(Stored data entries)
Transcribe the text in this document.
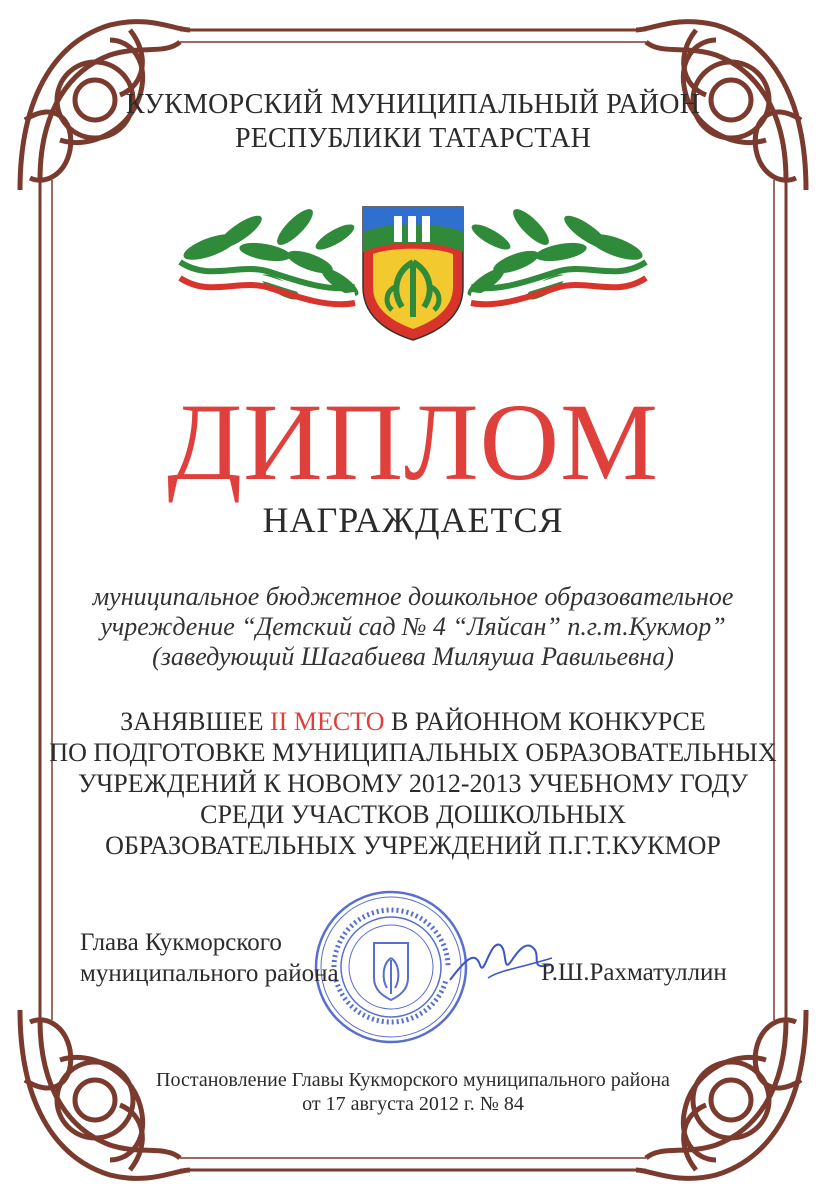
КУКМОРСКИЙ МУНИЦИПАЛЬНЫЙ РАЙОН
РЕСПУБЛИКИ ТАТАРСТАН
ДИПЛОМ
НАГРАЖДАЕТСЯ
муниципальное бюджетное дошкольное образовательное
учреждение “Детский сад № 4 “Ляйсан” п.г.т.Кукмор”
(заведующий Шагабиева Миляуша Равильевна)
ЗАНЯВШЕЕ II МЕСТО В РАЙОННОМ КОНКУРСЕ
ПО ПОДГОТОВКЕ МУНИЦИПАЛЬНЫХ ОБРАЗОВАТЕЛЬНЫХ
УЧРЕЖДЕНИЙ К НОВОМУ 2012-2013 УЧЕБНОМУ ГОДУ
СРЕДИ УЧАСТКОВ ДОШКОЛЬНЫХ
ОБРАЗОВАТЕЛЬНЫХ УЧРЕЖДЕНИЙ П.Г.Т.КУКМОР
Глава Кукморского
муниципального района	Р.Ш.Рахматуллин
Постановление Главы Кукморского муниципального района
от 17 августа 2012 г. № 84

▸ Directions for this task
Leave the pictures out and output the rest of the listing exactly.

▸ Response for this exercise
Transcribe the text in this document.
КУКМОРСКИЙ МУНИЦИПАЛЬНЫЙ РАЙОН
РЕСПУБЛИКИ ТАТАРСТАН
ДИПЛОМ
НАГРАЖДАЕТСЯ
муниципальное бюджетное дошкольное образовательное
учреждение “Детский сад № 4 “Ляйсан” п.г.т.Кукмор”
(заведующий Шагабиева Миляуша Равильевна)
ЗАНЯВШЕЕ II МЕСТО В РАЙОННОМ КОНКУРСЕ
ПО ПОДГОТОВКЕ МУНИЦИПАЛЬНЫХ ОБРАЗОВАТЕЛЬНЫХ
УЧРЕЖДЕНИЙ К НОВОМУ 2012-2013 УЧЕБНОМУ ГОДУ
СРЕДИ УЧАСТКОВ ДОШКОЛЬНЫХ
ОБРАЗОВАТЕЛЬНЫХ УЧРЕЖДЕНИЙ П.Г.Т.КУКМОР
Глава Кукморского
муниципального района	Р.Ш.Рахматуллин
Постановление Главы Кукморского муниципального района
от 17 августа 2012 г. № 84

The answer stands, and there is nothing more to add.